● Your task: Output every record below exactly as it appears.

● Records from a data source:
======
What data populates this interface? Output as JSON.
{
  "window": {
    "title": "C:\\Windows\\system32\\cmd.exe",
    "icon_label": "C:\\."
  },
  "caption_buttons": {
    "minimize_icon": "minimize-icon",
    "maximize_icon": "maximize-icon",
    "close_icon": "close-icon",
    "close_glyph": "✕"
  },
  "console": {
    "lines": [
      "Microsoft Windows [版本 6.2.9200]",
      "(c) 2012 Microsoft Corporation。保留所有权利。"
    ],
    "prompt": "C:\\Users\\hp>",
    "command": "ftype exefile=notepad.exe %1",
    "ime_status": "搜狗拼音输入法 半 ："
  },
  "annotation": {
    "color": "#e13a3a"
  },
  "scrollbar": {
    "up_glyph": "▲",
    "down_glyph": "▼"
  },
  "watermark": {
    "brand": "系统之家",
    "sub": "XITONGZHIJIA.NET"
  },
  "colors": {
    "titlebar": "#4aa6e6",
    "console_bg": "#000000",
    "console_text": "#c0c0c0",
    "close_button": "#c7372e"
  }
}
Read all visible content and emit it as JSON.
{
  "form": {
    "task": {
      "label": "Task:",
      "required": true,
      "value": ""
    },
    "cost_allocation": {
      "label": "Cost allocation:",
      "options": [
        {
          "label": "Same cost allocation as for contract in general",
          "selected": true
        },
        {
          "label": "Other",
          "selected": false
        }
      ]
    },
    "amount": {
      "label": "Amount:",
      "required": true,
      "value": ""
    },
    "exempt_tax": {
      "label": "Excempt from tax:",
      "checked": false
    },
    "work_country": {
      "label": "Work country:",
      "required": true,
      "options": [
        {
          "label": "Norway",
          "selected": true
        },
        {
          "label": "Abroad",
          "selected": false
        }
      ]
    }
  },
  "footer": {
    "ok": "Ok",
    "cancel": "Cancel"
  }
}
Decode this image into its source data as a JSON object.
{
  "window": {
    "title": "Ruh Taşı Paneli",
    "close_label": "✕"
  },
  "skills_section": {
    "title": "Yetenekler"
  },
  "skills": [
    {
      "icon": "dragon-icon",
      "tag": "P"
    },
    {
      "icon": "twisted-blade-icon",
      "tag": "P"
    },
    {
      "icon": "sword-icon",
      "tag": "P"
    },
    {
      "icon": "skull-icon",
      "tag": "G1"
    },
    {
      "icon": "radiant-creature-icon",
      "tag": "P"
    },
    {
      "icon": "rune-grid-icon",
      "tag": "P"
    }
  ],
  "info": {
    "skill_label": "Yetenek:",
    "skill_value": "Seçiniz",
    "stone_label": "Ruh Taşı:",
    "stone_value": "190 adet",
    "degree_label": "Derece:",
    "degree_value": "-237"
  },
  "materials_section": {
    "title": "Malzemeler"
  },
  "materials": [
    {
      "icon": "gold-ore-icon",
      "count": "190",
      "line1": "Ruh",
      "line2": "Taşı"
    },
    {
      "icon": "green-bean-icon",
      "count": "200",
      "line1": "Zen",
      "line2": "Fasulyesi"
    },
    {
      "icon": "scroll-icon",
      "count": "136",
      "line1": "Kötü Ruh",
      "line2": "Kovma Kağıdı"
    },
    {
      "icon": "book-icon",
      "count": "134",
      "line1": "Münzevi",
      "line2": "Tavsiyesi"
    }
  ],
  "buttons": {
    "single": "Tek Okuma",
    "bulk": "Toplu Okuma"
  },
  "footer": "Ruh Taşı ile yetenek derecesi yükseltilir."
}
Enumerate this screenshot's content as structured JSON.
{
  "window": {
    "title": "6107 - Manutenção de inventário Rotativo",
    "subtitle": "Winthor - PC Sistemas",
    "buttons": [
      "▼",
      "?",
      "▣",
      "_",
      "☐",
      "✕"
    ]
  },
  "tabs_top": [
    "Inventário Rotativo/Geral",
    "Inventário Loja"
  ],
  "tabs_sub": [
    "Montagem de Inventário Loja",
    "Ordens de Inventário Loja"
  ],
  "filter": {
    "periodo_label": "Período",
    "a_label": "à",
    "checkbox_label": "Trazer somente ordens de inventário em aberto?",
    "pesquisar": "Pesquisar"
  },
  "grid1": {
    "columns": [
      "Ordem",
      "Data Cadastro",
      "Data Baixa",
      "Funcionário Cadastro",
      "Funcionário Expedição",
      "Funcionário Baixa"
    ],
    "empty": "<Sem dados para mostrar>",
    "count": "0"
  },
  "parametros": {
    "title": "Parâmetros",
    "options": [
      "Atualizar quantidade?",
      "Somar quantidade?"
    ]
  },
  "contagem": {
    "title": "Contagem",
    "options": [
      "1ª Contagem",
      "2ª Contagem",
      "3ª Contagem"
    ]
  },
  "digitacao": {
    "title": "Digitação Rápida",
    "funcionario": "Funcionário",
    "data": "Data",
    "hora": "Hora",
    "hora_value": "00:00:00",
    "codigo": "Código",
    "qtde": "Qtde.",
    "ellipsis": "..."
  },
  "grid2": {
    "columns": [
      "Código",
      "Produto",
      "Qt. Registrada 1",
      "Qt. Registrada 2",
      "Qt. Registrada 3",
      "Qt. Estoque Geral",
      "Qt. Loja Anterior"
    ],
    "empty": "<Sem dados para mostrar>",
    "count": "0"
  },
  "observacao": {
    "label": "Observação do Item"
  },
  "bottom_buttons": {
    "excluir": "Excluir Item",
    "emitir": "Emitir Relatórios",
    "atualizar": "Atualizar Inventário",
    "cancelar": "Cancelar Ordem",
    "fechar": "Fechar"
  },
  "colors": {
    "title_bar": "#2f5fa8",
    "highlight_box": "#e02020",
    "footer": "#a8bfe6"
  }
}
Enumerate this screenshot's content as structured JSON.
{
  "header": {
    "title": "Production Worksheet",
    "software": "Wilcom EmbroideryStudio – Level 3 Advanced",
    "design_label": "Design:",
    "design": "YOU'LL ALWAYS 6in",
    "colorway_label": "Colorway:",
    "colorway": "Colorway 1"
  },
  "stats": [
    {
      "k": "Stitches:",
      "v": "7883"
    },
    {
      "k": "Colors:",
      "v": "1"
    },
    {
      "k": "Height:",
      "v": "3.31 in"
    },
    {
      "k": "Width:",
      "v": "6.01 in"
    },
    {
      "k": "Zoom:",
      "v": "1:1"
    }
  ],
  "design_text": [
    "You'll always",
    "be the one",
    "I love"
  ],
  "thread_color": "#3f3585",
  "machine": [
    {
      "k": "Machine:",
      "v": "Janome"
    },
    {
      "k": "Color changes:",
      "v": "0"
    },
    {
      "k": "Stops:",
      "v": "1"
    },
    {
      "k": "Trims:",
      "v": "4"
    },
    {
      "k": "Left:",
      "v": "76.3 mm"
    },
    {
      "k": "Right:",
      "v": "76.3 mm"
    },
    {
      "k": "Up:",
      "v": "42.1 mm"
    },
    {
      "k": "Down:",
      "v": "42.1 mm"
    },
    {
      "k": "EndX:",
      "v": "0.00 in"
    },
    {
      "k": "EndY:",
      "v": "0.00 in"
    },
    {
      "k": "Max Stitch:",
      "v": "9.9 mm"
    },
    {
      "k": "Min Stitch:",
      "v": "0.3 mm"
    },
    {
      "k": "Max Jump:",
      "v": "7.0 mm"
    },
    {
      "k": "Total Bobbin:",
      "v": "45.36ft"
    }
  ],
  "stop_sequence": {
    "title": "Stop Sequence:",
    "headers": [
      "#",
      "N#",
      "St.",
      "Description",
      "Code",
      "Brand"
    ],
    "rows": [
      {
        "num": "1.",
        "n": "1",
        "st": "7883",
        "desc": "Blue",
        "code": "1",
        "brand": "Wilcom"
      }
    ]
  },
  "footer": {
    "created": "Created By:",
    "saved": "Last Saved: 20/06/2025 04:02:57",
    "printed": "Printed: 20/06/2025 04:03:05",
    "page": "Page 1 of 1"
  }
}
======
● Exercise result:
What data populates this interface? Output as JSON.
{
  "window": {
    "title": "C:\\Windows\\system32\\cmd.exe",
    "icon_label": "C:\\."
  },
  "caption_buttons": {
    "minimize_icon": "minimize-icon",
    "maximize_icon": "maximize-icon",
    "close_icon": "close-icon",
    "close_glyph": "✕"
  },
  "console": {
    "lines": [
      "Microsoft Windows [版本 6.2.9200]",
      "(c) 2012 Microsoft Corporation。保留所有权利。"
    ],
    "prompt": "C:\\Users\\hp>",
    "command": "ftype exefile=notepad.exe %1",
    "ime_status": "搜狗拼音输入法 半 ："
  },
  "annotation": {
    "color": "#e13a3a"
  },
  "scrollbar": {
    "up_glyph": "▲",
    "down_glyph": "▼"
  },
  "watermark": {
    "brand": "系统之家",
    "sub": "XITONGZHIJIA.NET"
  },
  "colors": {
    "titlebar": "#4aa6e6",
    "console_bg": "#000000",
    "console_text": "#c0c0c0",
    "close_button": "#c7372e"
  }
}
Read all visible content and emit it as JSON.
{
  "form": {
    "task": {
      "label": "Task:",
      "required": true,
      "value": ""
    },
    "cost_allocation": {
      "label": "Cost allocation:",
      "options": [
        {
          "label": "Same cost allocation as for contract in general",
          "selected": true
        },
        {
          "label": "Other",
          "selected": false
        }
      ]
    },
    "amount": {
      "label": "Amount:",
      "required": true,
      "value": ""
    },
    "exempt_tax": {
      "label": "Excempt from tax:",
      "checked": false
    },
    "work_country": {
      "label": "Work country:",
      "required": true,
      "options": [
        {
          "label": "Norway",
          "selected": true
        },
        {
          "label": "Abroad",
          "selected": false
        }
      ]
    }
  },
  "footer": {
    "ok": "Ok",
    "cancel": "Cancel"
  }
}
Decode this image into its source data as a JSON object.
{
  "window": {
    "title": "Ruh Taşı Paneli",
    "close_label": "✕"
  },
  "skills_section": {
    "title": "Yetenekler"
  },
  "skills": [
    {
      "icon": "dragon-icon",
      "tag": "P"
    },
    {
      "icon": "twisted-blade-icon",
      "tag": "P"
    },
    {
      "icon": "sword-icon",
      "tag": "P"
    },
    {
      "icon": "skull-icon",
      "tag": "G1"
    },
    {
      "icon": "radiant-creature-icon",
      "tag": "P"
    },
    {
      "icon": "rune-grid-icon",
      "tag": "P"
    }
  ],
  "info": {
    "skill_label": "Yetenek:",
    "skill_value": "Seçiniz",
    "stone_label": "Ruh Taşı:",
    "stone_value": "190 adet",
    "degree_label": "Derece:",
    "degree_value": "-237"
  },
  "materials_section": {
    "title": "Malzemeler"
  },
  "materials": [
    {
      "icon": "gold-ore-icon",
      "count": "190",
      "line1": "Ruh",
      "line2": "Taşı"
    },
    {
      "icon": "green-bean-icon",
      "count": "200",
      "line1": "Zen",
      "line2": "Fasulyesi"
    },
    {
      "icon": "scroll-icon",
      "count": "136",
      "line1": "Kötü Ruh",
      "line2": "Kovma Kağıdı"
    },
    {
      "icon": "book-icon",
      "count": "134",
      "line1": "Münzevi",
      "line2": "Tavsiyesi"
    }
  ],
  "buttons": {
    "single": "Tek Okuma",
    "bulk": "Toplu Okuma"
  },
  "footer": "Ruh Taşı ile yetenek derecesi yükseltilir."
}
Enumerate this screenshot's content as structured JSON.
{
  "window": {
    "title": "6107 - Manutenção de inventário Rotativo",
    "subtitle": "Winthor - PC Sistemas",
    "buttons": [
      "▼",
      "?",
      "▣",
      "_",
      "☐",
      "✕"
    ]
  },
  "tabs_top": [
    "Inventário Rotativo/Geral",
    "Inventário Loja"
  ],
  "tabs_sub": [
    "Montagem de Inventário Loja",
    "Ordens de Inventário Loja"
  ],
  "filter": {
    "periodo_label": "Período",
    "a_label": "à",
    "checkbox_label": "Trazer somente ordens de inventário em aberto?",
    "pesquisar": "Pesquisar"
  },
  "grid1": {
    "columns": [
      "Ordem",
      "Data Cadastro",
      "Data Baixa",
      "Funcionário Cadastro",
      "Funcionário Expedição",
      "Funcionário Baixa"
    ],
    "empty": "<Sem dados para mostrar>",
    "count": "0"
  },
  "parametros": {
    "title": "Parâmetros",
    "options": [
      "Atualizar quantidade?",
      "Somar quantidade?"
    ]
  },
  "contagem": {
    "title": "Contagem",
    "options": [
      "1ª Contagem",
      "2ª Contagem",
      "3ª Contagem"
    ]
  },
  "digitacao": {
    "title": "Digitação Rápida",
    "funcionario": "Funcionário",
    "data": "Data",
    "hora": "Hora",
    "hora_value": "00:00:00",
    "codigo": "Código",
    "qtde": "Qtde.",
    "ellipsis": "..."
  },
  "grid2": {
    "columns": [
      "Código",
      "Produto",
      "Qt. Registrada 1",
      "Qt. Registrada 2",
      "Qt. Registrada 3",
      "Qt. Estoque Geral",
      "Qt. Loja Anterior"
    ],
    "empty": "<Sem dados para mostrar>",
    "count": "0"
  },
  "observacao": {
    "label": "Observação do Item"
  },
  "bottom_buttons": {
    "excluir": "Excluir Item",
    "emitir": "Emitir Relatórios",
    "atualizar": "Atualizar Inventário",
    "cancelar": "Cancelar Ordem",
    "fechar": "Fechar"
  },
  "colors": {
    "title_bar": "#2f5fa8",
    "highlight_box": "#e02020",
    "footer": "#a8bfe6"
  }
}
Enumerate this screenshot's content as structured JSON.
{
  "header": {
    "title": "Production Worksheet",
    "software": "Wilcom EmbroideryStudio – Level 3 Advanced",
    "design_label": "Design:",
    "design": "YOU'LL ALWAYS 6in",
    "colorway_label": "Colorway:",
    "colorway": "Colorway 1"
  },
  "stats": [
    {
      "k": "Stitches:",
      "v": "7883"
    },
    {
      "k": "Colors:",
      "v": "1"
    },
    {
      "k": "Height:",
      "v": "3.31 in"
    },
    {
      "k": "Width:",
      "v": "6.01 in"
    },
    {
      "k": "Zoom:",
      "v": "1:1"
    }
  ],
  "design_text": [
    "You'll always",
    "be the one",
    "I love"
  ],
  "thread_color": "#3f3585",
  "machine": [
    {
      "k": "Machine:",
      "v": "Janome"
    },
    {
      "k": "Color changes:",
      "v": "0"
    },
    {
      "k": "Stops:",
      "v": "1"
    },
    {
      "k": "Trims:",
      "v": "4"
    },
    {
      "k": "Left:",
      "v": "76.3 mm"
    },
    {
      "k": "Right:",
      "v": "76.3 mm"
    },
    {
      "k": "Up:",
      "v": "42.1 mm"
    },
    {
      "k": "Down:",
      "v": "42.1 mm"
    },
    {
      "k": "EndX:",
      "v": "0.00 in"
    },
    {
      "k": "EndY:",
      "v": "0.00 in"
    },
    {
      "k": "Max Stitch:",
      "v": "9.9 mm"
    },
    {
      "k": "Min Stitch:",
      "v": "0.3 mm"
    },
    {
      "k": "Max Jump:",
      "v": "7.0 mm"
    },
    {
      "k": "Total Bobbin:",
      "v": "45.36ft"
    }
  ],
  "stop_sequence": {
    "title": "Stop Sequence:",
    "headers": [
      "#",
      "N#",
      "St.",
      "Description",
      "Code",
      "Brand"
    ],
    "rows": [
      {
        "num": "1.",
        "n": "1",
        "st": "7883",
        "desc": "Blue",
        "code": "1",
        "brand": "Wilcom"
      }
    ]
  },
  "footer": {
    "created": "Created By:",
    "saved": "Last Saved: 20/06/2025 04:02:57",
    "printed": "Printed: 20/06/2025 04:03:05",
    "page": "Page 1 of 1"
  }
}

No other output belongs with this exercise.